Start The records
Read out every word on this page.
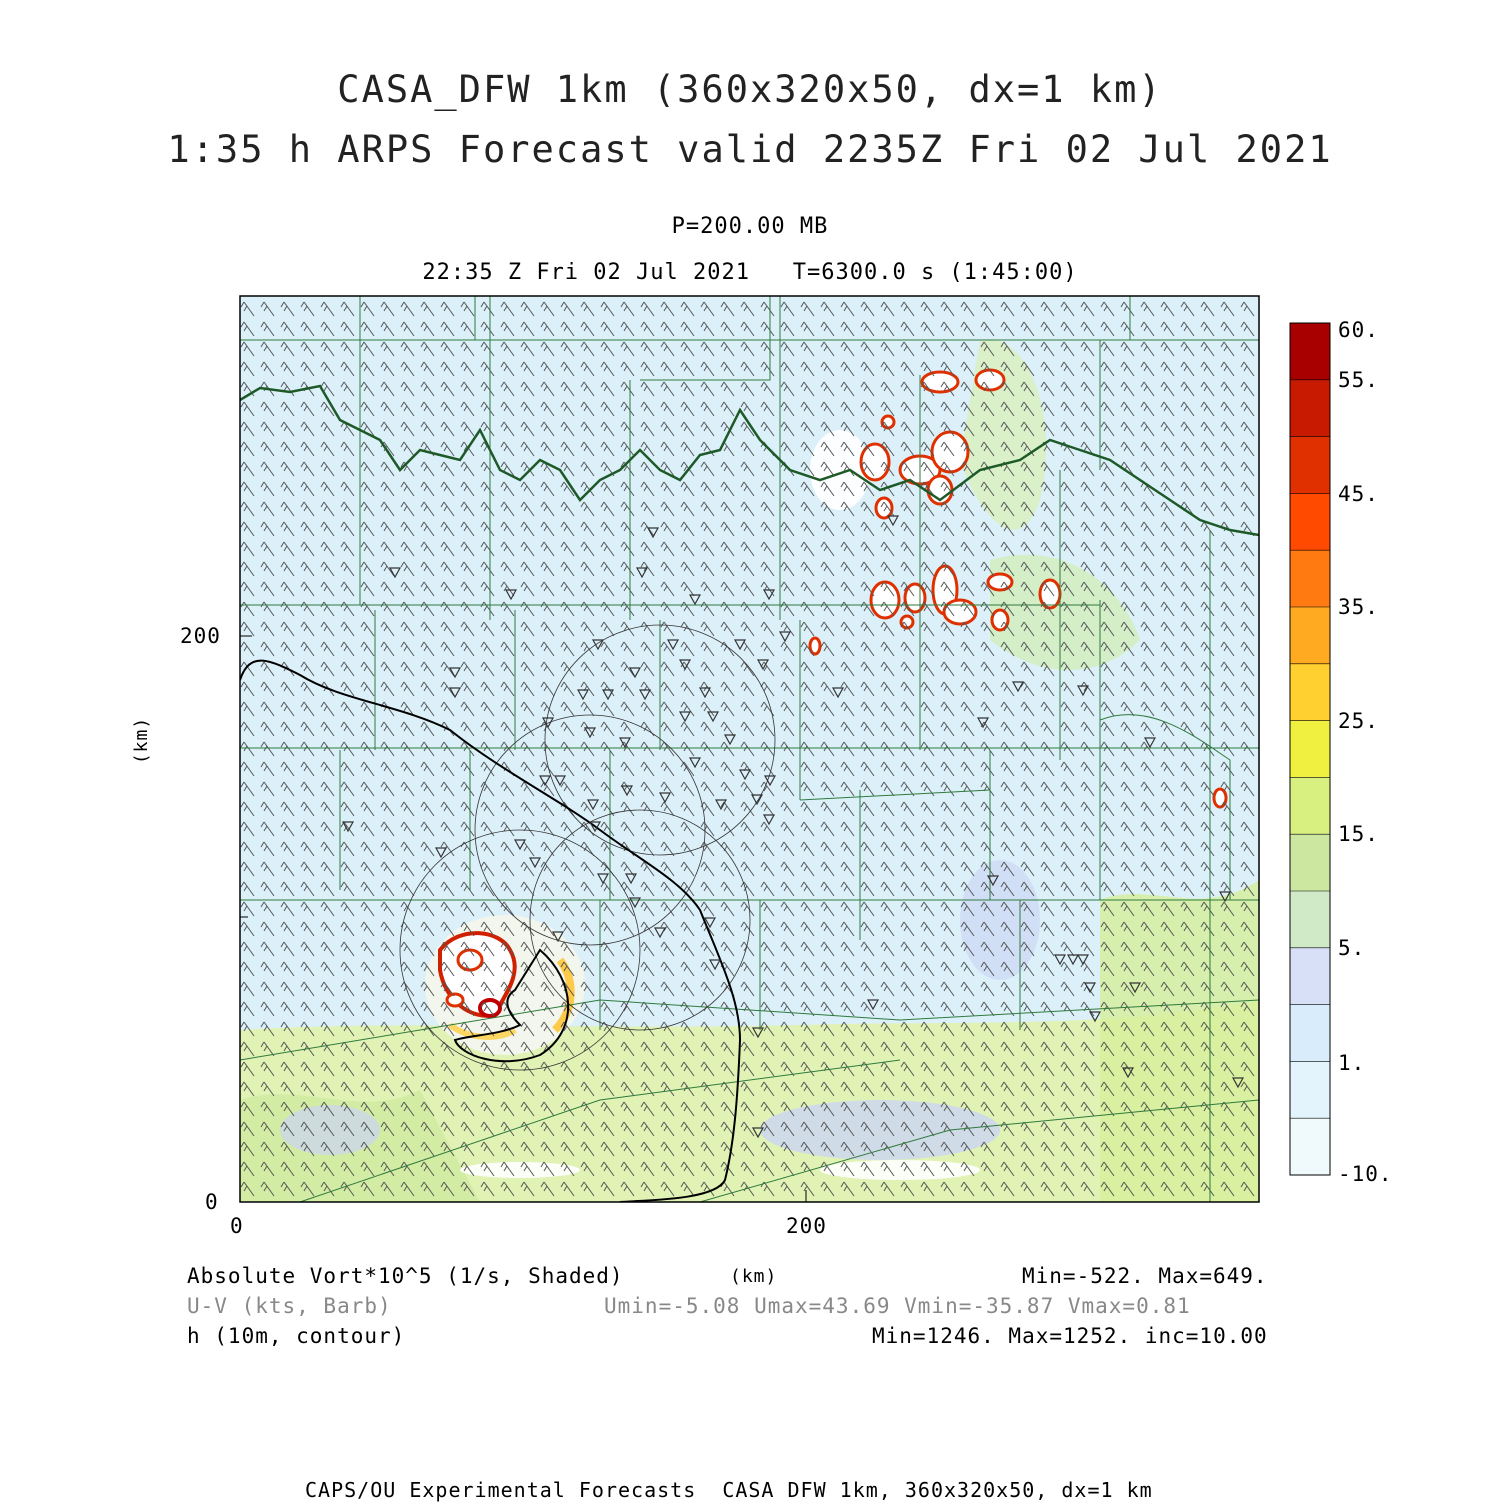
CASA_DFW 1km (360x320x50, dx=1 km)
1:35 h ARPS Forecast valid 2235Z Fri 02 Jul 2021
P=200.00 MB
22:35 Z Fri 02 Jul 2021   T=6300.0 s (1:45:00)
0
200
0	200
(km)
(km)
60.
55.
45.
35.
25.
15.
5.
1.
-10.
Absolute Vort*10^5 (1/s, Shaded)	Min=-522. Max=649.
U-V (kts, Barb)	Umin=-5.08 Umax=43.69 Vmin=-35.87 Vmax=0.81
h (10m, contour)	Min=1246. Max=1252. inc=10.00
CAPS/OU Experimental Forecasts  CASA DFW 1km, 360x320x50, dx=1 km
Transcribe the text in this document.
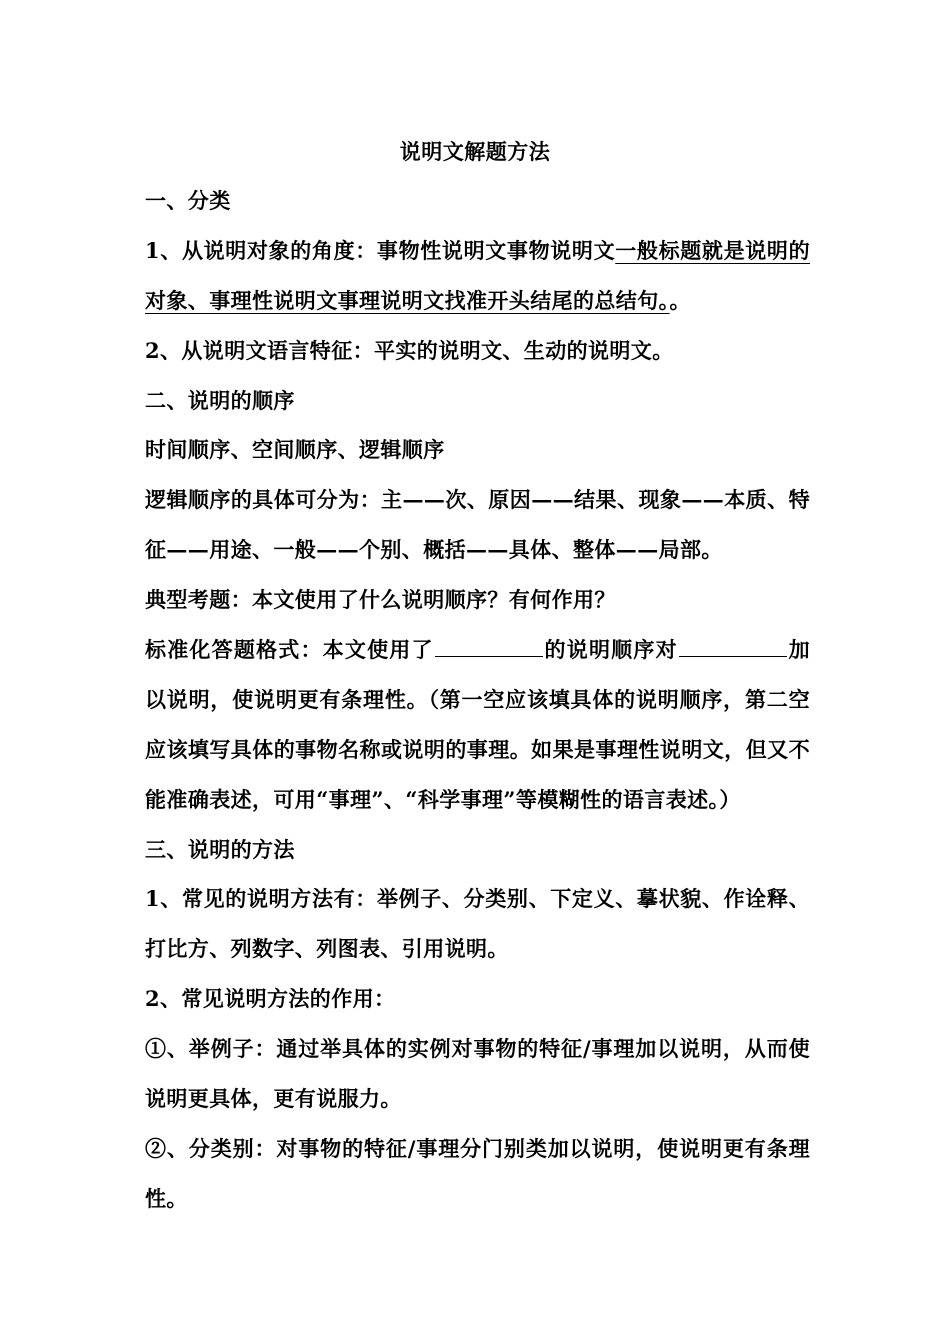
说明文解题方法
一、分类
1、从说明对象的角度：事物性说明文事物说明文一般标题就是说明的对象、事理性说明文事理说明文找准开头结尾的总结句。。
2、从说明文语言特征：平实的说明文、生动的说明文。
二、说明的顺序
时间顺序、空间顺序、逻辑顺序
逻辑顺序的具体可分为：主——次、原因——结果、现象——本质、特征——用途、一般——个别、概括——具体、整体——局部。
典型考题：本文使用了什么说明顺序？有何作用？
标准化答题格式：本文使用了	的说明顺序对	加以说明，使说明更有条理性。（第一空应该填具体的说明顺序，第二空应该填写具体的事物名称或说明的事理。如果是事理性说明文，但又不能准确表述，可用“事理”、“科学事理”等模糊性的语言表述。）
三、说明的方法
1、常见的说明方法有：举例子、分类别、下定义、摹状貌、作诠释、打比方、列数字、列图表、引用说明。
2、常见说明方法的作用：
①、举例子：通过举具体的实例对事物的特征/事理加以说明，从而使说明更具体，更有说服力。
②、分类别：对事物的特征/事理分门别类加以说明，使说明更有条理性。
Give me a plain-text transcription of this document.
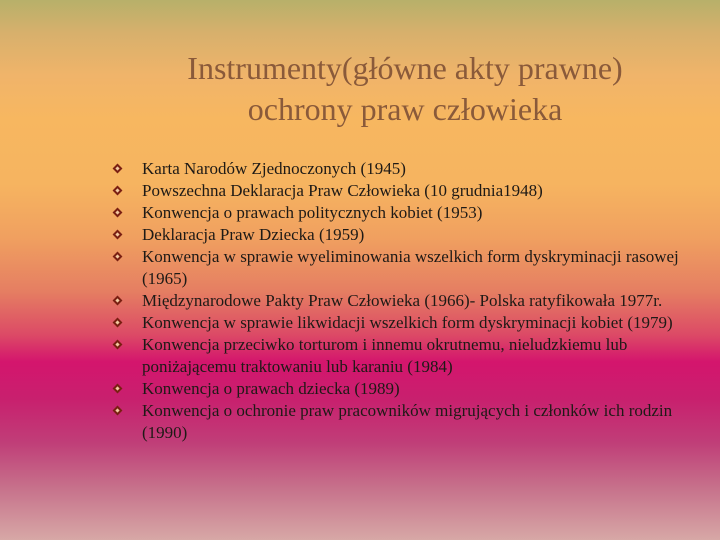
Instrumenty(główne akty prawne)
ochrony praw człowieka
Karta Narodów Zjednoczonych (1945)
Powszechna Deklaracja Praw Człowieka (10 grudnia1948)
Konwencja o prawach politycznych kobiet (1953)
Deklaracja Praw Dziecka (1959)
Konwencja w sprawie wyeliminowania wszelkich form dyskryminacji rasowej (1965)
Międzynarodowe Pakty Praw Człowieka (1966)- Polska ratyfikowała 1977r.
Konwencja w sprawie likwidacji wszelkich form dyskryminacji kobiet (1979)
Konwencja przeciwko torturom i innemu okrutnemu, nieludzkiemu lub poniżającemu traktowaniu lub karaniu (1984)
Konwencja o prawach dziecka (1989)
Konwencja o ochronie praw pracowników migrujących i członków ich rodzin (1990)
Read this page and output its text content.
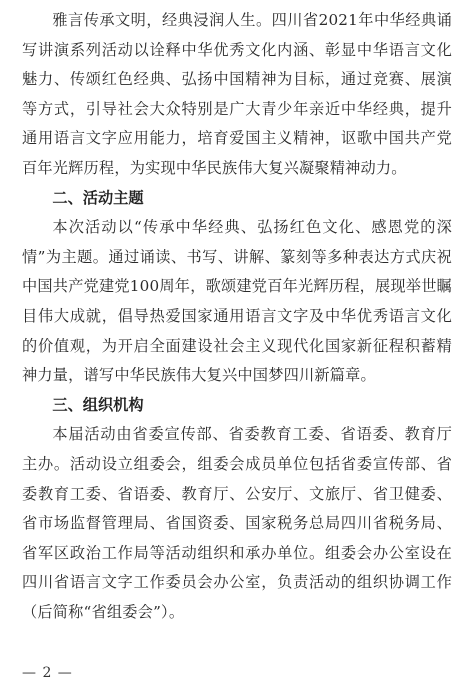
雅言传承文明，经典浸润人生。四川省2021年中华经典诵写讲演系列活动以诠释中华优秀文化内涵、彰显中华语言文化魅力、传颂红色经典、弘扬中国精神为目标，通过竞赛、展演等方式，引导社会大众特别是广大青少年亲近中华经典，提升通用语言文字应用能力，培育爱国主义精神，讴歌中国共产党百年光辉历程，为实现中华民族伟大复兴凝聚精神动力。

二、活动主题

本次活动以“传承中华经典、弘扬红色文化、感恩党的深情”为主题。通过诵读、书写、讲解、篆刻等多种表达方式庆祝中国共产党建党100周年，歌颂建党百年光辉历程，展现举世瞩目伟大成就，倡导热爱国家通用语言文字及中华优秀语言文化的价值观，为开启全面建设社会主义现代化国家新征程积蓄精神力量，谱写中华民族伟大复兴中国梦四川新篇章。

三、组织机构

本届活动由省委宣传部、省委教育工委、省语委、教育厅主办。活动设立组委会，组委会成员单位包括省委宣传部、省委教育工委、省语委、教育厅、公安厅、文旅厅、省卫健委、省市场监督管理局、省国资委、国家税务总局四川省税务局、省军区政治工作局等活动组织和承办单位。组委会办公室设在四川省语言文字工作委员会办公室，负责活动的组织协调工作（后简称“省组委会”）。

— 2 —
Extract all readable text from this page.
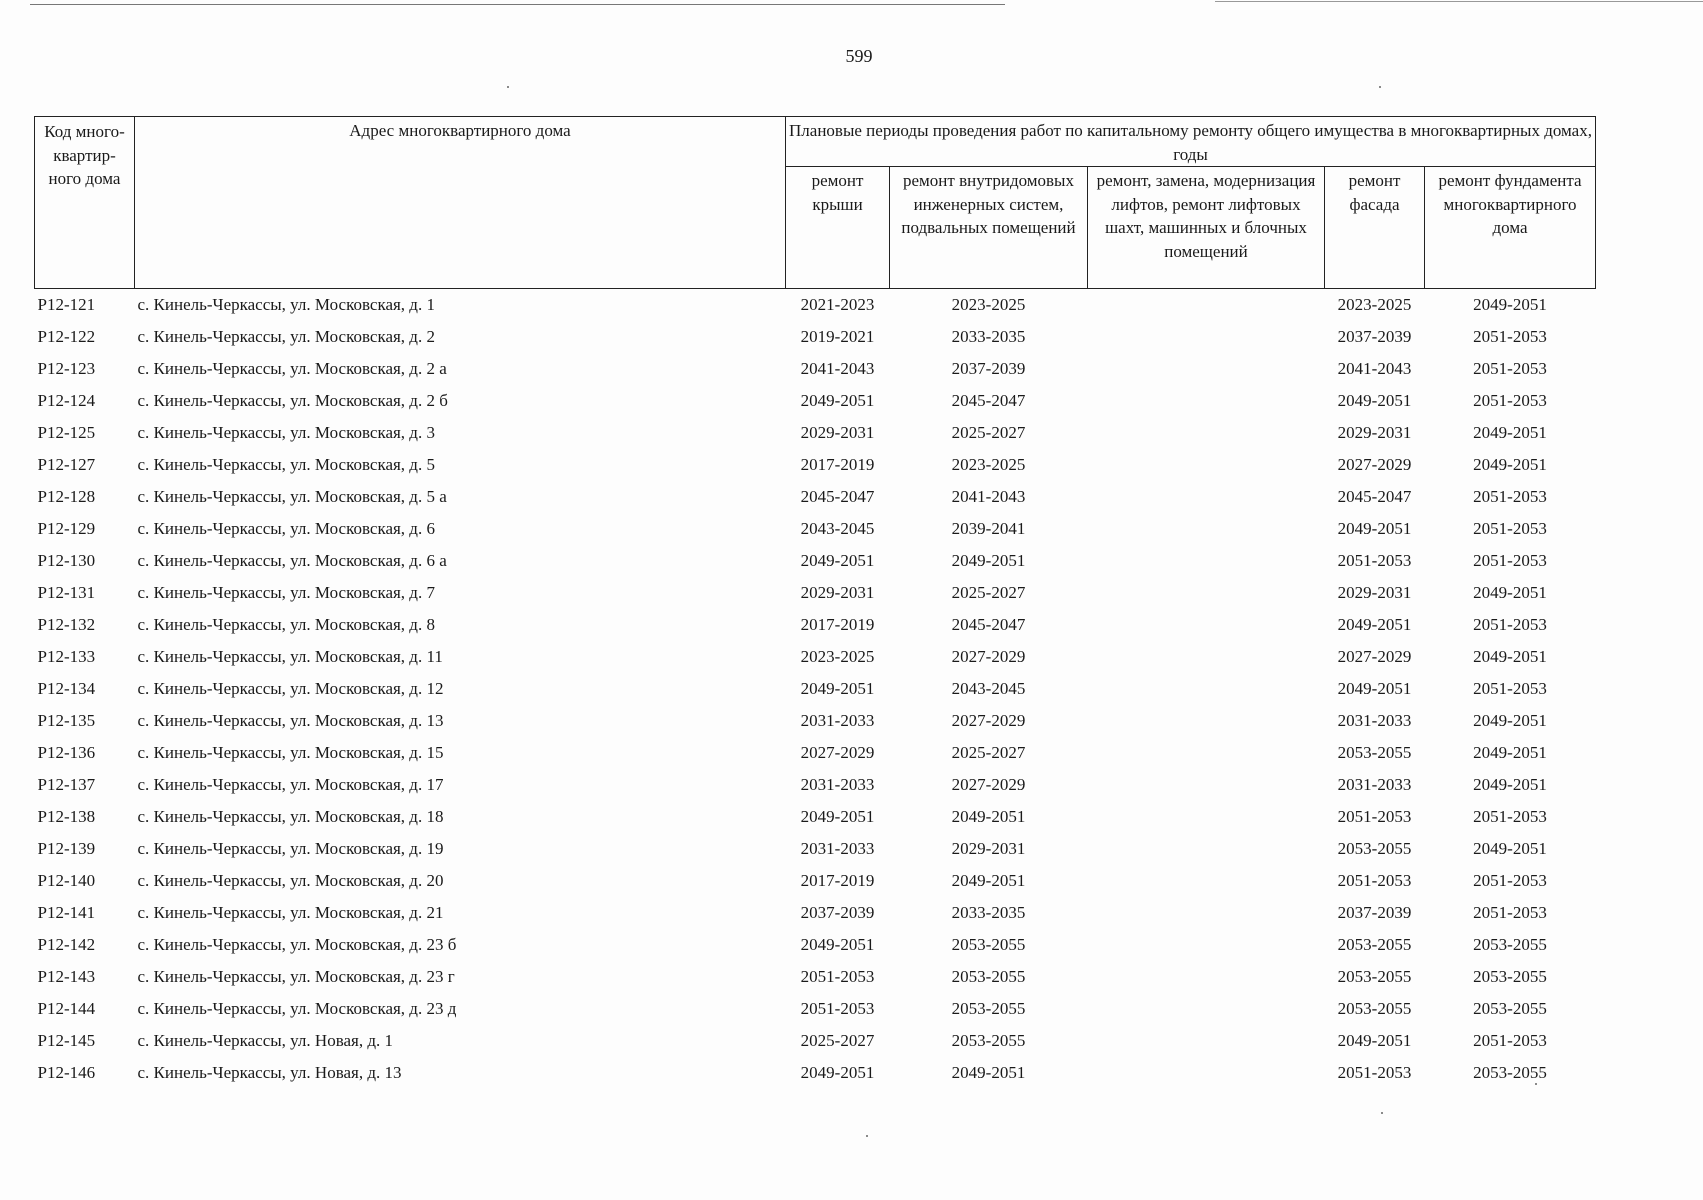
599
Код много-квартир-ного дома	Адрес многоквартирного дома	Плановые периоды проведения работ по капитальному ремонту общего имущества в многоквартирных домах, годы				
		ремонт крыши	ремонт внутридомовых инженерных систем, подвальных помещений	ремонт, замена, модернизация лифтов, ремонт лифтовых шахт, машинных и блочных помещений	ремонт фасада	ремонт фундамента многоквартирного дома
P12-121	с. Кинель-Черкассы, ул. Московская, д. 1	2021-2023	2023-2025		2023-2025	2049-2051
P12-122	с. Кинель-Черкассы, ул. Московская, д. 2	2019-2021	2033-2035		2037-2039	2051-2053
P12-123	с. Кинель-Черкассы, ул. Московская, д. 2 а	2041-2043	2037-2039		2041-2043	2051-2053
P12-124	с. Кинель-Черкассы, ул. Московская, д. 2 б	2049-2051	2045-2047		2049-2051	2051-2053
P12-125	с. Кинель-Черкассы, ул. Московская, д. 3	2029-2031	2025-2027		2029-2031	2049-2051
P12-127	с. Кинель-Черкассы, ул. Московская, д. 5	2017-2019	2023-2025		2027-2029	2049-2051
P12-128	с. Кинель-Черкассы, ул. Московская, д. 5 а	2045-2047	2041-2043		2045-2047	2051-2053
P12-129	с. Кинель-Черкассы, ул. Московская, д. 6	2043-2045	2039-2041		2049-2051	2051-2053
P12-130	с. Кинель-Черкассы, ул. Московская, д. 6 а	2049-2051	2049-2051		2051-2053	2051-2053
P12-131	с. Кинель-Черкассы, ул. Московская, д. 7	2029-2031	2025-2027		2029-2031	2049-2051
P12-132	с. Кинель-Черкассы, ул. Московская, д. 8	2017-2019	2045-2047		2049-2051	2051-2053
P12-133	с. Кинель-Черкассы, ул. Московская, д. 11	2023-2025	2027-2029		2027-2029	2049-2051
P12-134	с. Кинель-Черкассы, ул. Московская, д. 12	2049-2051	2043-2045		2049-2051	2051-2053
P12-135	с. Кинель-Черкассы, ул. Московская, д. 13	2031-2033	2027-2029		2031-2033	2049-2051
P12-136	с. Кинель-Черкассы, ул. Московская, д. 15	2027-2029	2025-2027		2053-2055	2049-2051
P12-137	с. Кинель-Черкассы, ул. Московская, д. 17	2031-2033	2027-2029		2031-2033	2049-2051
P12-138	с. Кинель-Черкассы, ул. Московская, д. 18	2049-2051	2049-2051		2051-2053	2051-2053
P12-139	с. Кинель-Черкассы, ул. Московская, д. 19	2031-2033	2029-2031		2053-2055	2049-2051
P12-140	с. Кинель-Черкассы, ул. Московская, д. 20	2017-2019	2049-2051		2051-2053	2051-2053
P12-141	с. Кинель-Черкассы, ул. Московская, д. 21	2037-2039	2033-2035		2037-2039	2051-2053
P12-142	с. Кинель-Черкассы, ул. Московская, д. 23 б	2049-2051	2053-2055		2053-2055	2053-2055
P12-143	с. Кинель-Черкассы, ул. Московская, д. 23 г	2051-2053	2053-2055		2053-2055	2053-2055
P12-144	с. Кинель-Черкассы, ул. Московская, д. 23 д	2051-2053	2053-2055		2053-2055	2053-2055
P12-145	с. Кинель-Черкассы, ул. Новая, д. 1	2025-2027	2053-2055		2049-2051	2051-2053
P12-146	с. Кинель-Черкассы, ул. Новая, д. 13	2049-2051	2049-2051		2051-2053	2053-2055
End The records
#### Aim
From the material above, copy each line that includes the word "使说明更有条理性".

#### Reply to the exercise
标准化答题格式：本文使用了	的说明顺序对	加以说明，使说明更有条理性。（第一空应该填具体的说明顺序，第二空应该填写具体的事物名称或说明的事理。如果是事理性说明文，但又不能准确表述，可用“事理”、“科学事理”等模糊性的语言表述。）
②、分类别：对事物的特征/事理分门别类加以说明，使说明更有条理性。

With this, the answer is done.